**Goal**
Quote all of the data below exactly, please.

### Records for the exercise

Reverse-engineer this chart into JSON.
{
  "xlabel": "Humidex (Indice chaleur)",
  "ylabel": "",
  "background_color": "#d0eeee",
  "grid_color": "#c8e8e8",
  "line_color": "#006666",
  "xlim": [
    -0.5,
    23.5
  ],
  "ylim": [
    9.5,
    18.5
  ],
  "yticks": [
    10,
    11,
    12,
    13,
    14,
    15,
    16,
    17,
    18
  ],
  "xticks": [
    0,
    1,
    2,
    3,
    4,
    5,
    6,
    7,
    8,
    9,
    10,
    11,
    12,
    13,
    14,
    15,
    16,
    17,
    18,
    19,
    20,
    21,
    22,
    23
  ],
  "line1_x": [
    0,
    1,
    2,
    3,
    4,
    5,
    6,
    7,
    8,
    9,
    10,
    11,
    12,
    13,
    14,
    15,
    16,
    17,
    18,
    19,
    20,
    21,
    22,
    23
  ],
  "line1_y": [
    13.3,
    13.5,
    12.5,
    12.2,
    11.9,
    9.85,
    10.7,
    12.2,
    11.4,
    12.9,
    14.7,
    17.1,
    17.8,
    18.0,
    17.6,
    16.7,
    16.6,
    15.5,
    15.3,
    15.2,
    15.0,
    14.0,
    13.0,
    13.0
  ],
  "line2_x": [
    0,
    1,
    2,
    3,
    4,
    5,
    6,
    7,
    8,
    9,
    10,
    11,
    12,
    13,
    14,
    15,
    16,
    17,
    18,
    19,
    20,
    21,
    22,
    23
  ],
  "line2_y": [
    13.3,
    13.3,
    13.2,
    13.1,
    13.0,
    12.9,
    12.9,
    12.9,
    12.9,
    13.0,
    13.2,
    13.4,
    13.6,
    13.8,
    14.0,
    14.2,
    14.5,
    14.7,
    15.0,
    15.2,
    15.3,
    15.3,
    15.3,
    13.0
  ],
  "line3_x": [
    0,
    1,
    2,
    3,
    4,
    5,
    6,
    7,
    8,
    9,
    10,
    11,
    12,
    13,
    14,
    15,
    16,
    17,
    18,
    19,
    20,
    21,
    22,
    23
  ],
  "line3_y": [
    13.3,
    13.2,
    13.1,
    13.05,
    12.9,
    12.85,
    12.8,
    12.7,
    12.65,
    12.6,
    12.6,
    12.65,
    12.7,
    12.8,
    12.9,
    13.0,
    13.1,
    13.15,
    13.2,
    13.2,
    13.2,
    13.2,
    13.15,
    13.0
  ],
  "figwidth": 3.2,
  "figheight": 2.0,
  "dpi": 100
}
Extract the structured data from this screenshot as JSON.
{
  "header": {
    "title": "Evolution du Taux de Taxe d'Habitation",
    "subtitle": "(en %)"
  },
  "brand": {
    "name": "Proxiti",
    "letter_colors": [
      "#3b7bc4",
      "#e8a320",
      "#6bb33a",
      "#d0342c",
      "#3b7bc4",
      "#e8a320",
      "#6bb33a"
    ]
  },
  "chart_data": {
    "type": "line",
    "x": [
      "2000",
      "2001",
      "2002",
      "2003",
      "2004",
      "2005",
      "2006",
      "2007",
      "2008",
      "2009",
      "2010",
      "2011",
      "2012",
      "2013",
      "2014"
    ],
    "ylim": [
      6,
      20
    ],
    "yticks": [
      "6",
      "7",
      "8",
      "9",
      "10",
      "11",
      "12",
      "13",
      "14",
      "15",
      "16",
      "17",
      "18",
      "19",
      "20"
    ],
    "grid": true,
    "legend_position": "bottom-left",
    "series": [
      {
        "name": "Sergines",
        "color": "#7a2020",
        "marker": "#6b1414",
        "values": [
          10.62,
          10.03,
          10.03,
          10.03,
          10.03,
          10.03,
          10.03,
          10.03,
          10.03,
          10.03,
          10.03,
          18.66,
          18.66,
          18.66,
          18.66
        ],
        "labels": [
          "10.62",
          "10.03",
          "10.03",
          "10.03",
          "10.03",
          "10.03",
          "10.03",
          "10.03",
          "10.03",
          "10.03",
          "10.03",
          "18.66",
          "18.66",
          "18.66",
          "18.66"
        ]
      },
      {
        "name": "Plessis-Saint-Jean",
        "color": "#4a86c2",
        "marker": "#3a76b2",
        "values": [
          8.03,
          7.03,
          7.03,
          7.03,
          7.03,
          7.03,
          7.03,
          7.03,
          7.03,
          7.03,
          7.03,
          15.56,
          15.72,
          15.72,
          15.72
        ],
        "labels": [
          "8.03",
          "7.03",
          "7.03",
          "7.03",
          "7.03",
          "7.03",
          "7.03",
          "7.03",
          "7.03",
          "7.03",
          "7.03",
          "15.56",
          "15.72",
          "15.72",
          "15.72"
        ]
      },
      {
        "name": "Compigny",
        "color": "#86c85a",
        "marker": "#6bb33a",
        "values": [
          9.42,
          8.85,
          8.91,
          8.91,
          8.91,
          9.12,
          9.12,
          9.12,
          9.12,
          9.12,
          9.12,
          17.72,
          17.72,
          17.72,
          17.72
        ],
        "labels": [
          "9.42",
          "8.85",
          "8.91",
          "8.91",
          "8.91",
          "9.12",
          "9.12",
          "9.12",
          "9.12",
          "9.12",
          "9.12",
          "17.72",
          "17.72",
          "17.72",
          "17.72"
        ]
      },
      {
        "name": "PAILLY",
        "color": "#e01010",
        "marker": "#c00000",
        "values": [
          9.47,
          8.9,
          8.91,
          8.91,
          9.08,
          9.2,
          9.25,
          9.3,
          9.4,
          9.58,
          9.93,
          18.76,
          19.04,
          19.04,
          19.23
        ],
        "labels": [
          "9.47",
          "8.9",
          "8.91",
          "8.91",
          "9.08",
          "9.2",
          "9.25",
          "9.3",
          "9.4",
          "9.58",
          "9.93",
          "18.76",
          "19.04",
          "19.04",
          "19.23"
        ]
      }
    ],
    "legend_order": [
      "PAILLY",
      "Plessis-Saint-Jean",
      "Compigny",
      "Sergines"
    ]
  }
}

######

**Solution**
Reverse-engineer this chart into JSON.
{
  "xlabel": "Humidex (Indice chaleur)",
  "ylabel": "",
  "background_color": "#d0eeee",
  "grid_color": "#c8e8e8",
  "line_color": "#006666",
  "xlim": [
    -0.5,
    23.5
  ],
  "ylim": [
    9.5,
    18.5
  ],
  "yticks": [
    10,
    11,
    12,
    13,
    14,
    15,
    16,
    17,
    18
  ],
  "xticks": [
    0,
    1,
    2,
    3,
    4,
    5,
    6,
    7,
    8,
    9,
    10,
    11,
    12,
    13,
    14,
    15,
    16,
    17,
    18,
    19,
    20,
    21,
    22,
    23
  ],
  "line1_x": [
    0,
    1,
    2,
    3,
    4,
    5,
    6,
    7,
    8,
    9,
    10,
    11,
    12,
    13,
    14,
    15,
    16,
    17,
    18,
    19,
    20,
    21,
    22,
    23
  ],
  "line1_y": [
    13.3,
    13.5,
    12.5,
    12.2,
    11.9,
    9.85,
    10.7,
    12.2,
    11.4,
    12.9,
    14.7,
    17.1,
    17.8,
    18.0,
    17.6,
    16.7,
    16.6,
    15.5,
    15.3,
    15.2,
    15.0,
    14.0,
    13.0,
    13.0
  ],
  "line2_x": [
    0,
    1,
    2,
    3,
    4,
    5,
    6,
    7,
    8,
    9,
    10,
    11,
    12,
    13,
    14,
    15,
    16,
    17,
    18,
    19,
    20,
    21,
    22,
    23
  ],
  "line2_y": [
    13.3,
    13.3,
    13.2,
    13.1,
    13.0,
    12.9,
    12.9,
    12.9,
    12.9,
    13.0,
    13.2,
    13.4,
    13.6,
    13.8,
    14.0,
    14.2,
    14.5,
    14.7,
    15.0,
    15.2,
    15.3,
    15.3,
    15.3,
    13.0
  ],
  "line3_x": [
    0,
    1,
    2,
    3,
    4,
    5,
    6,
    7,
    8,
    9,
    10,
    11,
    12,
    13,
    14,
    15,
    16,
    17,
    18,
    19,
    20,
    21,
    22,
    23
  ],
  "line3_y": [
    13.3,
    13.2,
    13.1,
    13.05,
    12.9,
    12.85,
    12.8,
    12.7,
    12.65,
    12.6,
    12.6,
    12.65,
    12.7,
    12.8,
    12.9,
    13.0,
    13.1,
    13.15,
    13.2,
    13.2,
    13.2,
    13.2,
    13.15,
    13.0
  ],
  "figwidth": 3.2,
  "figheight": 2.0,
  "dpi": 100
}
Extract the structured data from this screenshot as JSON.
{
  "header": {
    "title": "Evolution du Taux de Taxe d'Habitation",
    "subtitle": "(en %)"
  },
  "brand": {
    "name": "Proxiti",
    "letter_colors": [
      "#3b7bc4",
      "#e8a320",
      "#6bb33a",
      "#d0342c",
      "#3b7bc4",
      "#e8a320",
      "#6bb33a"
    ]
  },
  "chart_data": {
    "type": "line",
    "x": [
      "2000",
      "2001",
      "2002",
      "2003",
      "2004",
      "2005",
      "2006",
      "2007",
      "2008",
      "2009",
      "2010",
      "2011",
      "2012",
      "2013",
      "2014"
    ],
    "ylim": [
      6,
      20
    ],
    "yticks": [
      "6",
      "7",
      "8",
      "9",
      "10",
      "11",
      "12",
      "13",
      "14",
      "15",
      "16",
      "17",
      "18",
      "19",
      "20"
    ],
    "grid": true,
    "legend_position": "bottom-left",
    "series": [
      {
        "name": "Sergines",
        "color": "#7a2020",
        "marker": "#6b1414",
        "values": [
          10.62,
          10.03,
          10.03,
          10.03,
          10.03,
          10.03,
          10.03,
          10.03,
          10.03,
          10.03,
          10.03,
          18.66,
          18.66,
          18.66,
          18.66
        ],
        "labels": [
          "10.62",
          "10.03",
          "10.03",
          "10.03",
          "10.03",
          "10.03",
          "10.03",
          "10.03",
          "10.03",
          "10.03",
          "10.03",
          "18.66",
          "18.66",
          "18.66",
          "18.66"
        ]
      },
      {
        "name": "Plessis-Saint-Jean",
        "color": "#4a86c2",
        "marker": "#3a76b2",
        "values": [
          8.03,
          7.03,
          7.03,
          7.03,
          7.03,
          7.03,
          7.03,
          7.03,
          7.03,
          7.03,
          7.03,
          15.56,
          15.72,
          15.72,
          15.72
        ],
        "labels": [
          "8.03",
          "7.03",
          "7.03",
          "7.03",
          "7.03",
          "7.03",
          "7.03",
          "7.03",
          "7.03",
          "7.03",
          "7.03",
          "15.56",
          "15.72",
          "15.72",
          "15.72"
        ]
      },
      {
        "name": "Compigny",
        "color": "#86c85a",
        "marker": "#6bb33a",
        "values": [
          9.42,
          8.85,
          8.91,
          8.91,
          8.91,
          9.12,
          9.12,
          9.12,
          9.12,
          9.12,
          9.12,
          17.72,
          17.72,
          17.72,
          17.72
        ],
        "labels": [
          "9.42",
          "8.85",
          "8.91",
          "8.91",
          "8.91",
          "9.12",
          "9.12",
          "9.12",
          "9.12",
          "9.12",
          "9.12",
          "17.72",
          "17.72",
          "17.72",
          "17.72"
        ]
      },
      {
        "name": "PAILLY",
        "color": "#e01010",
        "marker": "#c00000",
        "values": [
          9.47,
          8.9,
          8.91,
          8.91,
          9.08,
          9.2,
          9.25,
          9.3,
          9.4,
          9.58,
          9.93,
          18.76,
          19.04,
          19.04,
          19.23
        ],
        "labels": [
          "9.47",
          "8.9",
          "8.91",
          "8.91",
          "9.08",
          "9.2",
          "9.25",
          "9.3",
          "9.4",
          "9.58",
          "9.93",
          "18.76",
          "19.04",
          "19.04",
          "19.23"
        ]
      }
    ],
    "legend_order": [
      "PAILLY",
      "Plessis-Saint-Jean",
      "Compigny",
      "Sergines"
    ]
  }
}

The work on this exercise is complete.